§ **DIRECTIONS FOR THIS TASK**
In the passage on Booker's death sentence, quote everything from the words "Thus, the supreme" through the words "approach the case.".

§ **PASSAGE FOR REVIEW**
━━━━━━━━━━━━━━━━
It is of no moment, however, that the present proceedings involve a collateral attack on Booker’s sentence rather than a direct appeal of it. When the court holds that new mitigating evidence would not have swayed the advisory jury and sentencing judge, it also should hold that on direct appeal it would have affirmed the sentence in light of the new evidence. Surely it would be anomalous for the Florida Supreme Court to uphold a sentence of death in collateral proceedings that it would not have upheld on direct appeal.
Thus, the supreme court, after finding that the Hitchcock error was harmless, logically should have determined, as a second step, whether Booker’s death sentence was proportionate to the death sentences in its other cases, considering the nonstatutory mitigating evidence that the trial court ignored. If the court had undertaken this type of proportionality review in the habeas proceedings, then it might well have been acting as a resentencer under Clemons — just as it would have been if the case were before it on direct appeal. Here, however, the Florida Supreme Court did not purport to undertake any type of proportionality review, and that is how we also must approach the case.
━━━━━━━━━━━━━━━━
§ **SUPPLIED RECORDS**
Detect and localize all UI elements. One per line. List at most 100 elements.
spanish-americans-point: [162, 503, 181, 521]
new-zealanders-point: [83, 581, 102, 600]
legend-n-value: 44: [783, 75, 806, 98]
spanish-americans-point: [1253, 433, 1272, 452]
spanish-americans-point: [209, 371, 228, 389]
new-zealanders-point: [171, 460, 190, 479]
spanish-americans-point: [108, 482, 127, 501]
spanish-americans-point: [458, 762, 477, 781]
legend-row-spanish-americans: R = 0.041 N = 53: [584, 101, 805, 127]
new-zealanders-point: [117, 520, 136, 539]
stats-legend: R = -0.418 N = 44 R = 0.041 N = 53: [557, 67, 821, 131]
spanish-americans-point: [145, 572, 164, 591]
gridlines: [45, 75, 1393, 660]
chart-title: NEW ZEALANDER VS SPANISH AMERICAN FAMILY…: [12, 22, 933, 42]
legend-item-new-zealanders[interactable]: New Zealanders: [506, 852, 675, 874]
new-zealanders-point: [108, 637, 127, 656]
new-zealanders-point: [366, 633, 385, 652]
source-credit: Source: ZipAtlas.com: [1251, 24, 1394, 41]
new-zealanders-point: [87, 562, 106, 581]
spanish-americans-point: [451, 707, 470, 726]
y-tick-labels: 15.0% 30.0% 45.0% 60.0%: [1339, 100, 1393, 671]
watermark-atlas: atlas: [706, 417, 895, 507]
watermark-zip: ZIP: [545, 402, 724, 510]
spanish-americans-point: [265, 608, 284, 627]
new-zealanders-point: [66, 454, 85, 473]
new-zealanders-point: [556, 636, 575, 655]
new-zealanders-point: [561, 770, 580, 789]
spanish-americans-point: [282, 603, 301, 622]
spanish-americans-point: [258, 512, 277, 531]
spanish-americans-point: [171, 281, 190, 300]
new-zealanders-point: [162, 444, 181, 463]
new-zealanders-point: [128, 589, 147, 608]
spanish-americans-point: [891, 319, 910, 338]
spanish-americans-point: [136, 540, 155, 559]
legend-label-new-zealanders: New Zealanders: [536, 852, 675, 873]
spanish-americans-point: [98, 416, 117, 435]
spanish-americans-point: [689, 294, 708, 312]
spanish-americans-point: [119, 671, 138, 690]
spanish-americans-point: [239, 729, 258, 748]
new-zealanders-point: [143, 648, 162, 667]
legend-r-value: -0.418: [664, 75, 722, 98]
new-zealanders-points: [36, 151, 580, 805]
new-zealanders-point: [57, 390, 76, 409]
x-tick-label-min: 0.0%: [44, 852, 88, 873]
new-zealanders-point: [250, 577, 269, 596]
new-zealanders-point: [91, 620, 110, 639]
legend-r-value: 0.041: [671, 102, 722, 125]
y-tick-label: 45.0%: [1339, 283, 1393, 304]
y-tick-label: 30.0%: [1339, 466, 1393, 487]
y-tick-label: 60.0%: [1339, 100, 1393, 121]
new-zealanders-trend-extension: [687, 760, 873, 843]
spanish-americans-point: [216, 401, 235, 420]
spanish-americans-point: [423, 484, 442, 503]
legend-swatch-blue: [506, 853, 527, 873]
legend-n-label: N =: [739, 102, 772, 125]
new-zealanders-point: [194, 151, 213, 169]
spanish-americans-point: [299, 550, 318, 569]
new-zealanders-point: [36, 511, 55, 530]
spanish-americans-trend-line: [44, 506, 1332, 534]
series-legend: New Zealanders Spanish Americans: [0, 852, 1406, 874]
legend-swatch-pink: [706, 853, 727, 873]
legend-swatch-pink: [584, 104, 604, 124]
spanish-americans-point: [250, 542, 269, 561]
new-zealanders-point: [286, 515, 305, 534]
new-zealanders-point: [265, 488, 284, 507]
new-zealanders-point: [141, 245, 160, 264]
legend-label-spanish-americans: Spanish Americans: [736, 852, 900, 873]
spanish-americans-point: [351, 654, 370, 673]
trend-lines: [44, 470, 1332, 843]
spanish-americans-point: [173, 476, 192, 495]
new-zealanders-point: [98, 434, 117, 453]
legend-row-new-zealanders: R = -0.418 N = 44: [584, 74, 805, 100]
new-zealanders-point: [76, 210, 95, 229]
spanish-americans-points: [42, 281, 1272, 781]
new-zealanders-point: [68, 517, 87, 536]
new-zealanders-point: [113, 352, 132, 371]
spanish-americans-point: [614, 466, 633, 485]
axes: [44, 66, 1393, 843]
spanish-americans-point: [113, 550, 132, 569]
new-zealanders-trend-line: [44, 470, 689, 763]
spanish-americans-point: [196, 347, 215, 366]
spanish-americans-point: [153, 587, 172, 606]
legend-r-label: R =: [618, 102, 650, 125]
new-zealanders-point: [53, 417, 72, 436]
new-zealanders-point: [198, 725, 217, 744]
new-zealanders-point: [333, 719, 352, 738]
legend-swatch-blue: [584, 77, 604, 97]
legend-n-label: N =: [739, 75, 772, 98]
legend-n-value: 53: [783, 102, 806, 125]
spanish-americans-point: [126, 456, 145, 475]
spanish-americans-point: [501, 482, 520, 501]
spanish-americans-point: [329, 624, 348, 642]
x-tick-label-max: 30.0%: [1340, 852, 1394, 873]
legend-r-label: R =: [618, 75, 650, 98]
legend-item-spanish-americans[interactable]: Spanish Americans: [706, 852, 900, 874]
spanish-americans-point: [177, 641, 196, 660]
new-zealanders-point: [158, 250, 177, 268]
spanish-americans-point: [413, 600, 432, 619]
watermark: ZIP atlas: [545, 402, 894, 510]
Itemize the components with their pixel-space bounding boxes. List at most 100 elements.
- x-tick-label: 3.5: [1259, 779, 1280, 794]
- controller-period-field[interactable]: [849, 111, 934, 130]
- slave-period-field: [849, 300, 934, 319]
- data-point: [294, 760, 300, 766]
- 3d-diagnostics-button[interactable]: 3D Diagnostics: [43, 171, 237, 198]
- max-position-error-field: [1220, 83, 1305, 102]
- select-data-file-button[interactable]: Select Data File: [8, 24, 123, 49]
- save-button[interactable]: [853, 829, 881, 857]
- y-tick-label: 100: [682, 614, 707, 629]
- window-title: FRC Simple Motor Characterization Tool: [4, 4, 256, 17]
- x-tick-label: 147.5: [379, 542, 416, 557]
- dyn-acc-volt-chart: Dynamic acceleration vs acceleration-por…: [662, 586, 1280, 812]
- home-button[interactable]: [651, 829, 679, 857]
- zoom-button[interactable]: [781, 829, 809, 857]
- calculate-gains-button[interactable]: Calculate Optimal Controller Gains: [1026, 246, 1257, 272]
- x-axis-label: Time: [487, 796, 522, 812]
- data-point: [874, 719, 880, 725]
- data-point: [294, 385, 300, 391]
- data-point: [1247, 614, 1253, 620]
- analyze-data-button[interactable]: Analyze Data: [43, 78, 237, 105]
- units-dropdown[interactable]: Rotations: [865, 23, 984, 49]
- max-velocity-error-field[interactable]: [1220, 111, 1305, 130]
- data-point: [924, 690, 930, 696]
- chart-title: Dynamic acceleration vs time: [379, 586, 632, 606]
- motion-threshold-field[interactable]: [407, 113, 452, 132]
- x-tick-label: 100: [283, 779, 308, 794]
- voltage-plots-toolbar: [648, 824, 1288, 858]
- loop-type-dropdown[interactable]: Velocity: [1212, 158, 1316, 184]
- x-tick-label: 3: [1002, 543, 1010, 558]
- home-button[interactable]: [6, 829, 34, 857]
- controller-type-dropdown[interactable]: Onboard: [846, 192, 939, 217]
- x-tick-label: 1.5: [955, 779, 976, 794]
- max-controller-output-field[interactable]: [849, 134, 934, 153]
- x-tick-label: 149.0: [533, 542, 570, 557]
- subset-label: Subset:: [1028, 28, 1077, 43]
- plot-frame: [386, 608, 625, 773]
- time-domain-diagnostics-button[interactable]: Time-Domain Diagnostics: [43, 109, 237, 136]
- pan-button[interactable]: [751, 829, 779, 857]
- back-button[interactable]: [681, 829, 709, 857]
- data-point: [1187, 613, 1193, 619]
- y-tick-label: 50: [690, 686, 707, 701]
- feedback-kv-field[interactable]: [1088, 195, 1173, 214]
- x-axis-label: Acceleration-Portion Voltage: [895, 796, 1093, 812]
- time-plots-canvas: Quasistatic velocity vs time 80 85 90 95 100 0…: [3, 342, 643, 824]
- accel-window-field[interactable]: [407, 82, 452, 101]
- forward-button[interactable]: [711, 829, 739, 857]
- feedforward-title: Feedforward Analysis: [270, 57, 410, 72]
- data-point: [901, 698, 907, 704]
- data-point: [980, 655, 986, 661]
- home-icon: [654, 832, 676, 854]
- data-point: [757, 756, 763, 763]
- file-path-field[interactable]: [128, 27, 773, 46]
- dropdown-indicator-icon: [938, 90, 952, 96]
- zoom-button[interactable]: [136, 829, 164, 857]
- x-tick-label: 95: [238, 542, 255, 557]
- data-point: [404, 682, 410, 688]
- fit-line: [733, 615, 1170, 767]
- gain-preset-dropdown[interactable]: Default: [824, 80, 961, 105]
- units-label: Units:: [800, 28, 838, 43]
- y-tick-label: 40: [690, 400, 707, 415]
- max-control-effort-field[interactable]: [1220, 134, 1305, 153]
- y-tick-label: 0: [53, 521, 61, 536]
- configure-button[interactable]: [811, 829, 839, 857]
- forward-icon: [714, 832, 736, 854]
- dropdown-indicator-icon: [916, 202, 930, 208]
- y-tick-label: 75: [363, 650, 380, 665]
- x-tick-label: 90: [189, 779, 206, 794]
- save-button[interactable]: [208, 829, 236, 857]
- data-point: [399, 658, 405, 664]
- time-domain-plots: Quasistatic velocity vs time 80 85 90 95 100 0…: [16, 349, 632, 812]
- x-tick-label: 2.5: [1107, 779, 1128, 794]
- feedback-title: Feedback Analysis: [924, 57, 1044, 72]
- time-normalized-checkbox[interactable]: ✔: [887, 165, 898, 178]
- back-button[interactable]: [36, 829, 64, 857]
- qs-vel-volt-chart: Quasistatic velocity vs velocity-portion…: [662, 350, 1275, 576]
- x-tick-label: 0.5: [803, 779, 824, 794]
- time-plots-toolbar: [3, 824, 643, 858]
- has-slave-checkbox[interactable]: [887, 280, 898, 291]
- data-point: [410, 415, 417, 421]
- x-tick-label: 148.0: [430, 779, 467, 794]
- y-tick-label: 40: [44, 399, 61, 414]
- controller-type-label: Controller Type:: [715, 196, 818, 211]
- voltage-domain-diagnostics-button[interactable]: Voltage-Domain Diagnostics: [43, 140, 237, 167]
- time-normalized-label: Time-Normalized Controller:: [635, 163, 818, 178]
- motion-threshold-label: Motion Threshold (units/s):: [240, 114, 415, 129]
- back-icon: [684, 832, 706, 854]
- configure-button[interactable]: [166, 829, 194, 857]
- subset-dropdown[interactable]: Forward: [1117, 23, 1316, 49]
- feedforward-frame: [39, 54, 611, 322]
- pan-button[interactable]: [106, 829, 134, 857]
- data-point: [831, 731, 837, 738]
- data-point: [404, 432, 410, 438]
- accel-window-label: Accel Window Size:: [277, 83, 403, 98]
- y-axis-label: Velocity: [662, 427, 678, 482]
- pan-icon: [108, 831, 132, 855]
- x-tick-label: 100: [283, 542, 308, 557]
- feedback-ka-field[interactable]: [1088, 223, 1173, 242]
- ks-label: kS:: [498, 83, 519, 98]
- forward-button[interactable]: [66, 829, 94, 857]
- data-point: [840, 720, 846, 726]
━━━━━━━━━━━━━━━━
§ **WRITTEN ANSWER**
Thus, the supreme court, after finding that the Hitchcock error was harmless, logically should have determined, as a second step, whether Booker’s death sentence was proportionate to the death sentences in its other cases, considering the nonstatutory mitigating evidence that the trial court ignored. If the court had undertaken this type of proportionality review in the habeas proceedings, then it might well have been acting as a resentencer under Clemons — just as it would have been if the case were before it on direct appeal. Here, however, the Florida Supreme Court did not purport to undertake any type of proportionality review, and that is how we also must approach the case.